### The problem:
Search the records below for the word "calidad" and show every line where it occurs.

-------- Record excerpts --------

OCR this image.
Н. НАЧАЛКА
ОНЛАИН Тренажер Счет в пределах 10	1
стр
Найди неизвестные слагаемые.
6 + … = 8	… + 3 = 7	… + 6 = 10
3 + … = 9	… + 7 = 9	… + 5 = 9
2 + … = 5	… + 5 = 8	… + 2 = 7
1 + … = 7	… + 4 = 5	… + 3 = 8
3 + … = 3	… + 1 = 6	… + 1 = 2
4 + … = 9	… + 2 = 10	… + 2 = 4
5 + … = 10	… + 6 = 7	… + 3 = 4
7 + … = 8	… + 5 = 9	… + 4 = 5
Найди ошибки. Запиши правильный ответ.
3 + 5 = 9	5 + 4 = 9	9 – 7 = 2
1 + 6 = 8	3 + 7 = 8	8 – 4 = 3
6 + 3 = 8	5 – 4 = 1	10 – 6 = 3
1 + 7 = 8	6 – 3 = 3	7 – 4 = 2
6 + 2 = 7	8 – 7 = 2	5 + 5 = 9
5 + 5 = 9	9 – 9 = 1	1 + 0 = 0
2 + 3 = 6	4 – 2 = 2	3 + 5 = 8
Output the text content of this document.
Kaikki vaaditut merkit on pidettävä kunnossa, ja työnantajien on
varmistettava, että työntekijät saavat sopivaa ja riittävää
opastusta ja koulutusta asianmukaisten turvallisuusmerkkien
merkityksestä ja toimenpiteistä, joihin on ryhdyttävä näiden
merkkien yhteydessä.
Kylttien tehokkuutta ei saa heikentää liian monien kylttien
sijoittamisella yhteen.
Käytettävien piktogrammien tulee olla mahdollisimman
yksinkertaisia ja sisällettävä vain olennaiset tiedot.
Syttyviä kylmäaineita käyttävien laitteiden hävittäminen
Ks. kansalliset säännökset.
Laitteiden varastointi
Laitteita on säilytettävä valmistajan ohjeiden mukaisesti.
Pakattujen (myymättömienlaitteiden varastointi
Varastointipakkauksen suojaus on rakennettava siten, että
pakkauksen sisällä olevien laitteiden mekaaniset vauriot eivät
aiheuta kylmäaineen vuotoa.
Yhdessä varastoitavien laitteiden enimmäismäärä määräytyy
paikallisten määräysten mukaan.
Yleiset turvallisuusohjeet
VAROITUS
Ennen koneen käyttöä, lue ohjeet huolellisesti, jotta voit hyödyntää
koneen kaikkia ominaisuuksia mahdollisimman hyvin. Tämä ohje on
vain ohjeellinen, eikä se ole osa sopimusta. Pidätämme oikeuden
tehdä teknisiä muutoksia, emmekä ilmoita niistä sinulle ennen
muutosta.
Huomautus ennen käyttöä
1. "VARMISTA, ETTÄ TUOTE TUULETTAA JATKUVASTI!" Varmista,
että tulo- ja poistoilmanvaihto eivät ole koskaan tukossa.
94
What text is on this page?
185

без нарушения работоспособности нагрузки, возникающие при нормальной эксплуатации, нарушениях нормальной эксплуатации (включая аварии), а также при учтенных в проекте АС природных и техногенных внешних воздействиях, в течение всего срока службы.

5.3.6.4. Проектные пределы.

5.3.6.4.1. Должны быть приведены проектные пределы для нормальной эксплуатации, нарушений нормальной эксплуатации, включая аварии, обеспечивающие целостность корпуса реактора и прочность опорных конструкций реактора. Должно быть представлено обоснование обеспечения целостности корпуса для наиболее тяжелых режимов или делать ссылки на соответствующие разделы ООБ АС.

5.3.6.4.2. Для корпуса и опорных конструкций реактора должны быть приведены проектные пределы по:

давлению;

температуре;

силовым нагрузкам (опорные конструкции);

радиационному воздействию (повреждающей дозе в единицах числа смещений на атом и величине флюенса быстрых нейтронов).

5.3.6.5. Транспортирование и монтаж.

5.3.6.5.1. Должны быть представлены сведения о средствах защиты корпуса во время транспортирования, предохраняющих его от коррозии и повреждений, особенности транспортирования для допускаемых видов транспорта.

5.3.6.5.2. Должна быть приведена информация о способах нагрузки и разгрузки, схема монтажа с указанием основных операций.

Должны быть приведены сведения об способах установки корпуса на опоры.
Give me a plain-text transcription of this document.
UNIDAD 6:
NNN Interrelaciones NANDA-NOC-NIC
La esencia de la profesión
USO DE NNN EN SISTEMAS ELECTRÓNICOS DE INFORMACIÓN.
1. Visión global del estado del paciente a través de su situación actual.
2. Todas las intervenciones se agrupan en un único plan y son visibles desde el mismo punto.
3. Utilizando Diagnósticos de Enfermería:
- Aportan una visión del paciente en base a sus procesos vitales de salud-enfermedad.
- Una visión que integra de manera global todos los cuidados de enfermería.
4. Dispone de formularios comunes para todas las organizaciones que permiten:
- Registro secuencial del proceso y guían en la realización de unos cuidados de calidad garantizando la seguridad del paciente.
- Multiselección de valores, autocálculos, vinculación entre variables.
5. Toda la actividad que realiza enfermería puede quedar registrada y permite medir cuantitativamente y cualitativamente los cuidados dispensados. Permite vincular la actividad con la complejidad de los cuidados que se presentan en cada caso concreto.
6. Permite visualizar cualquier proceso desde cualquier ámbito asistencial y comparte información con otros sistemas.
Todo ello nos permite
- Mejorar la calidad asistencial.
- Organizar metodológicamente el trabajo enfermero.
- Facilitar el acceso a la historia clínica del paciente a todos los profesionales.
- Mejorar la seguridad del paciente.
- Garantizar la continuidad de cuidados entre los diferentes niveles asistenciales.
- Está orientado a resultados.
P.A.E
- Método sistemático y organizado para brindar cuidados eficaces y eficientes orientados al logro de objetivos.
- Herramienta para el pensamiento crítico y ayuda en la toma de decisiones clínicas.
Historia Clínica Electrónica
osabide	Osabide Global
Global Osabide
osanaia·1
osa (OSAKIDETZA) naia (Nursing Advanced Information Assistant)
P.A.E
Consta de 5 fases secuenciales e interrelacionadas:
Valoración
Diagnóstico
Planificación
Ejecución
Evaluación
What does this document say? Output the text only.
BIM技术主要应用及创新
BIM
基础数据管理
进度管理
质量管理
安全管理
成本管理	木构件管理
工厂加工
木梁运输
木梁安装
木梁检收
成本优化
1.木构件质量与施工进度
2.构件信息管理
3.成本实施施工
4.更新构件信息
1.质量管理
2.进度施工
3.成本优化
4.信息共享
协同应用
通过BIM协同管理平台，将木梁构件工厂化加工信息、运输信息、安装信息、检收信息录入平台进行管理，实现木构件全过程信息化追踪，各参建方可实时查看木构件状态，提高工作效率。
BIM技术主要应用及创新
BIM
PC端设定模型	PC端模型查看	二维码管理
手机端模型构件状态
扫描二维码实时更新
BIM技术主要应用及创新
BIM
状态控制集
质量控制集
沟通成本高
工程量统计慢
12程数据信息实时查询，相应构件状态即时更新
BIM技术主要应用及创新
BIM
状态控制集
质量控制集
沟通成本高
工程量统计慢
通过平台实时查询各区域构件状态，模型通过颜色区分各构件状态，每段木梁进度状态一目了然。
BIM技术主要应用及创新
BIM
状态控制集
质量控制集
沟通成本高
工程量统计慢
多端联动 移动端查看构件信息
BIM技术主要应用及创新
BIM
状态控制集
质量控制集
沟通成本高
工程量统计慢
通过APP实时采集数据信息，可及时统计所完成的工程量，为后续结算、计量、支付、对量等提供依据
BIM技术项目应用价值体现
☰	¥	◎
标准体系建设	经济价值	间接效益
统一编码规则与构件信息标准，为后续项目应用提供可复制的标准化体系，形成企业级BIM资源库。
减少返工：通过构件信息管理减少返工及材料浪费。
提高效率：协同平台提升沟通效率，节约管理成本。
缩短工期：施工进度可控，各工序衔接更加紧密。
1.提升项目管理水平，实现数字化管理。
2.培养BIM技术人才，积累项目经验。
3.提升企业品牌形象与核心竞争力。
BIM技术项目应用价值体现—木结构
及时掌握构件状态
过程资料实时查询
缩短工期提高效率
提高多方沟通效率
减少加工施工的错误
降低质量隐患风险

--------

### Answer to this task:
- Registro secuencial del proceso y guían en la realización de unos cuidados de calidad garantizando la seguridad del paciente.
- Mejorar la calidad asistencial.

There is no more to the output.